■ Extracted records

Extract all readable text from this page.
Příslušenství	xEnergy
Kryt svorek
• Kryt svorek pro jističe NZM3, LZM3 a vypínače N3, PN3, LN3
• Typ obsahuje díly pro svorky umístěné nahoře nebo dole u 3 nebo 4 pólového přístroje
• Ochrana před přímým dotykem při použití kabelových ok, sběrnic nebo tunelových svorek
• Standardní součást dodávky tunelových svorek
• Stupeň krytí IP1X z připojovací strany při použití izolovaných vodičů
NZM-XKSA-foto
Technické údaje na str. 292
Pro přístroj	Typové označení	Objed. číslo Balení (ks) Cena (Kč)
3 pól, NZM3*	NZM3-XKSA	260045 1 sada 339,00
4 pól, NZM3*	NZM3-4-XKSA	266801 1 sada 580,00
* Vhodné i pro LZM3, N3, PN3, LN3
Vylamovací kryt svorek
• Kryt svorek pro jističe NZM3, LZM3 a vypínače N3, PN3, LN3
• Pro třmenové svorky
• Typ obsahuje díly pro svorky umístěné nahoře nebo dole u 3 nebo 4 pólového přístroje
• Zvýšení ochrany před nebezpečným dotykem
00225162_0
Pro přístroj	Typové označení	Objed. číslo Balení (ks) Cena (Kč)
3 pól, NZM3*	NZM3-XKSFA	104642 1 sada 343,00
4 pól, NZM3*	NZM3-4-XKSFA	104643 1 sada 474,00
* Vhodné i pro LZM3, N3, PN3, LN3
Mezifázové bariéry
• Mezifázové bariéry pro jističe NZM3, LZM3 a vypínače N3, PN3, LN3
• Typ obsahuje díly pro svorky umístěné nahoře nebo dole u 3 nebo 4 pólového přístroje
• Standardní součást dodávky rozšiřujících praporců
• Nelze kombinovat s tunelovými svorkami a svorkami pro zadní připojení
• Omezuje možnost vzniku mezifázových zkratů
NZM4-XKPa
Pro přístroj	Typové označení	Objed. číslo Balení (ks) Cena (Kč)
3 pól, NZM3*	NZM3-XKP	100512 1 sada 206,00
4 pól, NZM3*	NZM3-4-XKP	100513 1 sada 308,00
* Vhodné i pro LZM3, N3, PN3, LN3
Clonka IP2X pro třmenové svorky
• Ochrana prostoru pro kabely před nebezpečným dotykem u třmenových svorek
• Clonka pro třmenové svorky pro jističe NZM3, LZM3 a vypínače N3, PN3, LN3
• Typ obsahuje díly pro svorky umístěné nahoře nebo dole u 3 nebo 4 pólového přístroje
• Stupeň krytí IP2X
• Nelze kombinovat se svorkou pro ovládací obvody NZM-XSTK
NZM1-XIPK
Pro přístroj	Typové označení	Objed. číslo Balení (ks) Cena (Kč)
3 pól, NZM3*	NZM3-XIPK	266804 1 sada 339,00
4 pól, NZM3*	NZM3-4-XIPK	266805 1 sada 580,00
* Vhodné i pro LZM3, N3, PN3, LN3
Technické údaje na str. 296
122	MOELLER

■ WORK REQUIRED
Your task is to quote all of the data word for word.

■ PROBLEM SOLUTION
Extract all readable text from this page.
Příslušenství	xEnergy
Kryt svorek
• Kryt svorek pro jističe NZM3, LZM3 a vypínače N3, PN3, LN3
• Typ obsahuje díly pro svorky umístěné nahoře nebo dole u 3 nebo 4 pólového přístroje
• Ochrana před přímým dotykem při použití kabelových ok, sběrnic nebo tunelových svorek
• Standardní součást dodávky tunelových svorek
• Stupeň krytí IP1X z připojovací strany při použití izolovaných vodičů
NZM-XKSA-foto
Technické údaje na str. 292
Pro přístroj	Typové označení	Objed. číslo Balení (ks) Cena (Kč)
3 pól, NZM3*	NZM3-XKSA	260045 1 sada 339,00
4 pól, NZM3*	NZM3-4-XKSA	266801 1 sada 580,00
* Vhodné i pro LZM3, N3, PN3, LN3
Vylamovací kryt svorek
• Kryt svorek pro jističe NZM3, LZM3 a vypínače N3, PN3, LN3
• Pro třmenové svorky
• Typ obsahuje díly pro svorky umístěné nahoře nebo dole u 3 nebo 4 pólového přístroje
• Zvýšení ochrany před nebezpečným dotykem
00225162_0
Pro přístroj	Typové označení	Objed. číslo Balení (ks) Cena (Kč)
3 pól, NZM3*	NZM3-XKSFA	104642 1 sada 343,00
4 pól, NZM3*	NZM3-4-XKSFA	104643 1 sada 474,00
* Vhodné i pro LZM3, N3, PN3, LN3
Mezifázové bariéry
• Mezifázové bariéry pro jističe NZM3, LZM3 a vypínače N3, PN3, LN3
• Typ obsahuje díly pro svorky umístěné nahoře nebo dole u 3 nebo 4 pólového přístroje
• Standardní součást dodávky rozšiřujících praporců
• Nelze kombinovat s tunelovými svorkami a svorkami pro zadní připojení
• Omezuje možnost vzniku mezifázových zkratů
NZM4-XKPa
Pro přístroj	Typové označení	Objed. číslo Balení (ks) Cena (Kč)
3 pól, NZM3*	NZM3-XKP	100512 1 sada 206,00
4 pól, NZM3*	NZM3-4-XKP	100513 1 sada 308,00
* Vhodné i pro LZM3, N3, PN3, LN3
Clonka IP2X pro třmenové svorky
• Ochrana prostoru pro kabely před nebezpečným dotykem u třmenových svorek
• Clonka pro třmenové svorky pro jističe NZM3, LZM3 a vypínače N3, PN3, LN3
• Typ obsahuje díly pro svorky umístěné nahoře nebo dole u 3 nebo 4 pólového přístroje
• Stupeň krytí IP2X
• Nelze kombinovat se svorkou pro ovládací obvody NZM-XSTK
NZM1-XIPK
Pro přístroj	Typové označení	Objed. číslo Balení (ks) Cena (Kč)
3 pól, NZM3*	NZM3-XIPK	266804 1 sada 339,00
4 pól, NZM3*	NZM3-4-XIPK	266805 1 sada 580,00
* Vhodné i pro LZM3, N3, PN3, LN3
Technické údaje na str. 296
122	MOELLER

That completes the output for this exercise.